- GIVEN RECORDS -
Segment Open
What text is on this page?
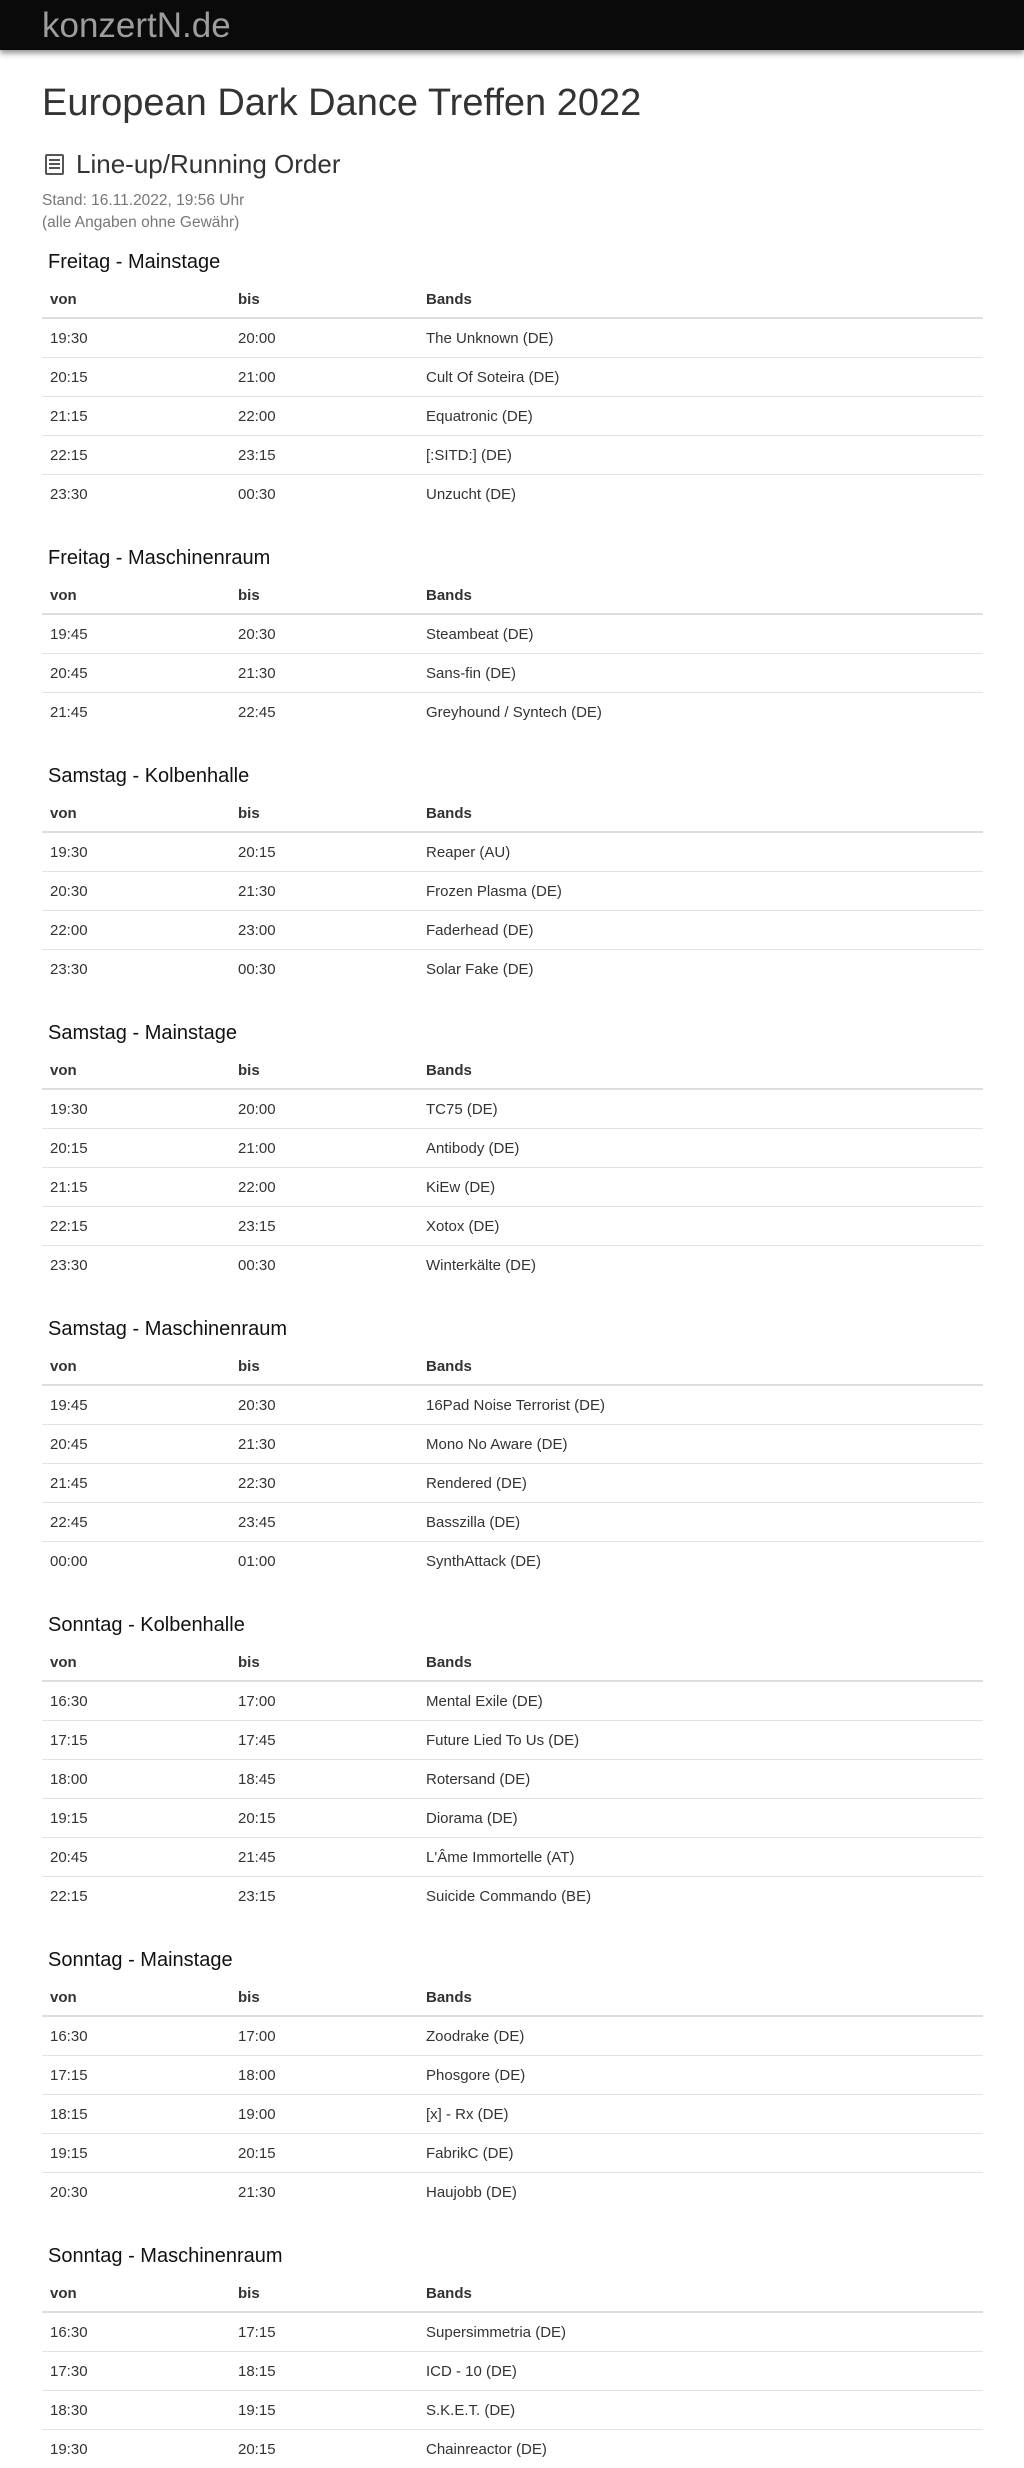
konzertN.de
European Dark Dance Treffen 2022
Line-up/Running Order
Stand: 16.11.2022, 19:56 Uhr
(alle Angaben ohne Gewähr)
Freitag - Mainstage
von	bis	Bands
19:30	20:00	The Unknown (DE)
20:15	21:00	Cult Of Soteira (DE)
21:15	22:00	Equatronic (DE)
22:15	23:15	[:SITD:] (DE)
23:30	00:30	Unzucht (DE)
Freitag - Maschinenraum
von	bis	Bands
19:45	20:30	Steambeat (DE)
20:45	21:30	Sans-fin (DE)
21:45	22:45	Greyhound / Syntech (DE)
Samstag - Kolbenhalle
von	bis	Bands
19:30	20:15	Reaper (AU)
20:30	21:30	Frozen Plasma (DE)
22:00	23:00	Faderhead (DE)
23:30	00:30	Solar Fake (DE)
Samstag - Mainstage
von	bis	Bands
19:30	20:00	TC75 (DE)
20:15	21:00	Antibody (DE)
21:15	22:00	KiEw (DE)
22:15	23:15	Xotox (DE)
23:30	00:30	Winterkälte (DE)
Samstag - Maschinenraum
von	bis	Bands
19:45	20:30	16Pad Noise Terrorist (DE)
20:45	21:30	Mono No Aware (DE)
21:45	22:30	Rendered (DE)
22:45	23:45	Basszilla (DE)
00:00	01:00	SynthAttack (DE)
Sonntag - Kolbenhalle
von	bis	Bands
16:30	17:00	Mental Exile (DE)
17:15	17:45	Future Lied To Us (DE)
18:00	18:45	Rotersand (DE)
19:15	20:15	Diorama (DE)
20:45	21:45	L'Âme Immortelle (AT)
22:15	23:15	Suicide Commando (BE)
Sonntag - Mainstage
von	bis	Bands
16:30	17:00	Zoodrake (DE)
17:15	18:00	Phosgore (DE)
18:15	19:00	[x] - Rx (DE)
19:15	20:15	FabrikC (DE)
20:30	21:30	Haujobb (DE)
Sonntag - Maschinenraum
von	bis	Bands
16:30	17:15	Supersimmetria (DE)
17:30	18:15	ICD - 10 (DE)
18:30	19:15	S.K.E.T. (DE)
19:30	20:15	Chainreactor (DE)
Segment Closed
- HOW TO COMPLETE THIS TASK -
Lines above that contain the string "Sonntag" make up the answer.

- ANSWER TO THIS TASK -
Sonntag - Kolbenhalle
Sonntag - Mainstage
Sonntag - Maschinenraum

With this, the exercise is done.